#### Aim
Copy, from the entries below, each line where the word "life" can be found.

** Start of Data for processing **

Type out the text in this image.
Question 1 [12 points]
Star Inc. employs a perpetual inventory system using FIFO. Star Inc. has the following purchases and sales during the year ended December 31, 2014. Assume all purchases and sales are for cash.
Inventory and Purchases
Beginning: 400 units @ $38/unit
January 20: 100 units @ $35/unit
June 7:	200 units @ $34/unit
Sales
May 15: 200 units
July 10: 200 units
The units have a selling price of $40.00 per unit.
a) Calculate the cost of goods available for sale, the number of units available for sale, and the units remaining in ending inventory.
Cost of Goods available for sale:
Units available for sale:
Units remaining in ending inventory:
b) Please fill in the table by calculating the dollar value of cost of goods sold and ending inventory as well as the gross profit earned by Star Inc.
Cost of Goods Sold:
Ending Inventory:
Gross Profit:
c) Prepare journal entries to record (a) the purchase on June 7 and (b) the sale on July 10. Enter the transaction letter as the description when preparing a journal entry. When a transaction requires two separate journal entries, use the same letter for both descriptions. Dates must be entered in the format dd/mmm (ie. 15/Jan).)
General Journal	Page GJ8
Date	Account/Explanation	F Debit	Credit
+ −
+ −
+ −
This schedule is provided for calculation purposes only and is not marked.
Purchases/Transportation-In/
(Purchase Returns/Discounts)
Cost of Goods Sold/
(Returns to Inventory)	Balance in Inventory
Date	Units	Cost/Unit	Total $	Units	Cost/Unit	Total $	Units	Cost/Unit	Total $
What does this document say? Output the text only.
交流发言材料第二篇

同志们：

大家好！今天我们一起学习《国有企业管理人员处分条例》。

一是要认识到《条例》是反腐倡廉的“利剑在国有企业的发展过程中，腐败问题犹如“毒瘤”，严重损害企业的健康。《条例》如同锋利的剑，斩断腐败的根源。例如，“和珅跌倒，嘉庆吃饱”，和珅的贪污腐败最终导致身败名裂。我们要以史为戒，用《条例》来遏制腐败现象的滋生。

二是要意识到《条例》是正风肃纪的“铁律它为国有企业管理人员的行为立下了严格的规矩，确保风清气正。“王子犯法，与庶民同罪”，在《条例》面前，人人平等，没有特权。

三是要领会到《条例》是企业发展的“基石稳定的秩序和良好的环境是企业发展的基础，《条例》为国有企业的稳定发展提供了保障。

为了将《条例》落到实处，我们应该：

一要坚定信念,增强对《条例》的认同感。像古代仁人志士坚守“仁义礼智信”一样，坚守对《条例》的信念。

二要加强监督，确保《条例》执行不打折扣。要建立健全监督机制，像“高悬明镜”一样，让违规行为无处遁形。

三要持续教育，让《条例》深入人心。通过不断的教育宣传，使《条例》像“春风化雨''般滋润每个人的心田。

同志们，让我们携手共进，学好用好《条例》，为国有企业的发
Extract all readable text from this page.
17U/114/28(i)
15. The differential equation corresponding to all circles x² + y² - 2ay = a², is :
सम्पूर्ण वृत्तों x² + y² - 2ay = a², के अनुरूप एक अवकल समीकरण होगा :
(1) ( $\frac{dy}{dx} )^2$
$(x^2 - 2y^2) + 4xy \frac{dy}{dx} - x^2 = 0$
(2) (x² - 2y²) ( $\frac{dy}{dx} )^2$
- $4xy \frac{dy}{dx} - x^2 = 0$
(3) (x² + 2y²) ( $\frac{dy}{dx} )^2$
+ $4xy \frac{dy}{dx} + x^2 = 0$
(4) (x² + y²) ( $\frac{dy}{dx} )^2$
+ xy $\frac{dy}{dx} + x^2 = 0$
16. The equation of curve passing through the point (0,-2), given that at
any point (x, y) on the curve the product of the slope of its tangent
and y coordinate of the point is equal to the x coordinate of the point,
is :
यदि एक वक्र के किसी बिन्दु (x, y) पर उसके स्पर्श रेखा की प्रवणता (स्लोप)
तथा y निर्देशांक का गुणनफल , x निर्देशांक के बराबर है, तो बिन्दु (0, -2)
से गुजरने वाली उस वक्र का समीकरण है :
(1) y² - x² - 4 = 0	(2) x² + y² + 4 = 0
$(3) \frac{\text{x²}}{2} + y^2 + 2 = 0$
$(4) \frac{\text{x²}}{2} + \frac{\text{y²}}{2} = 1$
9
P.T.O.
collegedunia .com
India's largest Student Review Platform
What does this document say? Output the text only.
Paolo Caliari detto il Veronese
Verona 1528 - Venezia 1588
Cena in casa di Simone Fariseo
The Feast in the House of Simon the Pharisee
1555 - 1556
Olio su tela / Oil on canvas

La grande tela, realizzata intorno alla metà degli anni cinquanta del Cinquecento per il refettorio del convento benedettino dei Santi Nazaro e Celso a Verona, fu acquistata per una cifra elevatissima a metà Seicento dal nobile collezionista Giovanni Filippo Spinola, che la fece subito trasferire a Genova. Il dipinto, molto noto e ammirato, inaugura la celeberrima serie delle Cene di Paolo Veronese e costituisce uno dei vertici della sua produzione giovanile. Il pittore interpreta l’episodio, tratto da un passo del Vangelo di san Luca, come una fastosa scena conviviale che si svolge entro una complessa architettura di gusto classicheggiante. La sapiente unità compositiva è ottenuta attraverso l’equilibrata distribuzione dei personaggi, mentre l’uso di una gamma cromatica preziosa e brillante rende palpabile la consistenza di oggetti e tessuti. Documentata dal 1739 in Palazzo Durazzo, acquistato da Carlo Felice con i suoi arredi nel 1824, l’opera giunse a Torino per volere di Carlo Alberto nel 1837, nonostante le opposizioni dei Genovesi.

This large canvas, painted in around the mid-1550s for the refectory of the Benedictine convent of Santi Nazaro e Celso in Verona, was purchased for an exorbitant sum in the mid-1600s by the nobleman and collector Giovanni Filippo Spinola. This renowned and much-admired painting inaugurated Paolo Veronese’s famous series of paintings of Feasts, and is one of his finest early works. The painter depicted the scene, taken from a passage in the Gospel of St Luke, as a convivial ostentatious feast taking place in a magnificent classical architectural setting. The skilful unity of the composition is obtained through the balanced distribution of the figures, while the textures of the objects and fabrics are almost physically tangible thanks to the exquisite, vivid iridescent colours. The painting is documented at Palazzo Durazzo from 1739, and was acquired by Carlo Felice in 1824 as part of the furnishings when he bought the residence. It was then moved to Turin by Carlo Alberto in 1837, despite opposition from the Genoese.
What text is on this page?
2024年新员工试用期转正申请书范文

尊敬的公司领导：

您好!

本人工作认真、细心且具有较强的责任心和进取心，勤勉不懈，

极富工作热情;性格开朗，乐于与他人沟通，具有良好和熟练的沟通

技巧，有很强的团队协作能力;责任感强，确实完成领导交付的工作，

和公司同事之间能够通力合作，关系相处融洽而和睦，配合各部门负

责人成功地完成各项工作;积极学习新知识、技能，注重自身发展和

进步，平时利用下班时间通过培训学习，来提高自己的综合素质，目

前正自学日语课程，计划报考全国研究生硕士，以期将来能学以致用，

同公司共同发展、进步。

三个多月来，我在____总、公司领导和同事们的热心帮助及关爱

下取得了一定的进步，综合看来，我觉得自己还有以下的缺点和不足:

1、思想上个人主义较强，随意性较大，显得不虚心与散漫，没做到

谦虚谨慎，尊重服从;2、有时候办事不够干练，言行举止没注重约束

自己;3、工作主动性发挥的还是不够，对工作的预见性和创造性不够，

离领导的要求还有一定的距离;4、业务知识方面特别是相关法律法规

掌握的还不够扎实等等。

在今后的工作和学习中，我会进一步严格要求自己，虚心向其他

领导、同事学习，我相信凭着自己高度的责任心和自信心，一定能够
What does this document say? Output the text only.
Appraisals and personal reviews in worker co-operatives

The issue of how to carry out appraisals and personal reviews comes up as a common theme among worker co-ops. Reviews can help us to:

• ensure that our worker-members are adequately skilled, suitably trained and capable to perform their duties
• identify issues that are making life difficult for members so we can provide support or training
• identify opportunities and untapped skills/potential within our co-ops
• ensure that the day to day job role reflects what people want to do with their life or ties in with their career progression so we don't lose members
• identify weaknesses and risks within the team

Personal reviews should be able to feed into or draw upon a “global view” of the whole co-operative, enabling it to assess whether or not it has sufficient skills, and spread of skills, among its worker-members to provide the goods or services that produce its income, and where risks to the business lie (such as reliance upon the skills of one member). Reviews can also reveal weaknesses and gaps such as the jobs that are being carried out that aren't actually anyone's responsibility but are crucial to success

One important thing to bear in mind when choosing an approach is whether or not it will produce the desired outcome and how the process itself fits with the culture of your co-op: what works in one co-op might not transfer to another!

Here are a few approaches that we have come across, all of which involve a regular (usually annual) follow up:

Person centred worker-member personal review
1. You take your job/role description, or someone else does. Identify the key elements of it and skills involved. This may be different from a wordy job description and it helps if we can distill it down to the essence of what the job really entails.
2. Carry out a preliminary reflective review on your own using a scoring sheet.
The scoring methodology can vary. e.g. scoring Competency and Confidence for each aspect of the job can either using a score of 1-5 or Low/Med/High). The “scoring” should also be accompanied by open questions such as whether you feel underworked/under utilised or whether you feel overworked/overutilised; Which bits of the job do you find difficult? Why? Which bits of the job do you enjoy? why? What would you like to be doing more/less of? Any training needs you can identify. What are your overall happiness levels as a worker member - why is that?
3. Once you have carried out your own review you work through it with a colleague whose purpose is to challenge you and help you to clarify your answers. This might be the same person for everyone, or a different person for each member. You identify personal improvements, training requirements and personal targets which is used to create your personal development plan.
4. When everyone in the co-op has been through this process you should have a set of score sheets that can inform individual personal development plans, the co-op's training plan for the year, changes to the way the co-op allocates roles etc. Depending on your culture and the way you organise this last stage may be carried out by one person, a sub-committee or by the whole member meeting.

** End of Data for processing **

#### Written answer
• identify issues that are making life difficult for members so we can provide support or training
• ensure that the day to day job role reflects what people want to do with their life or ties in with their career progression so we don't lose members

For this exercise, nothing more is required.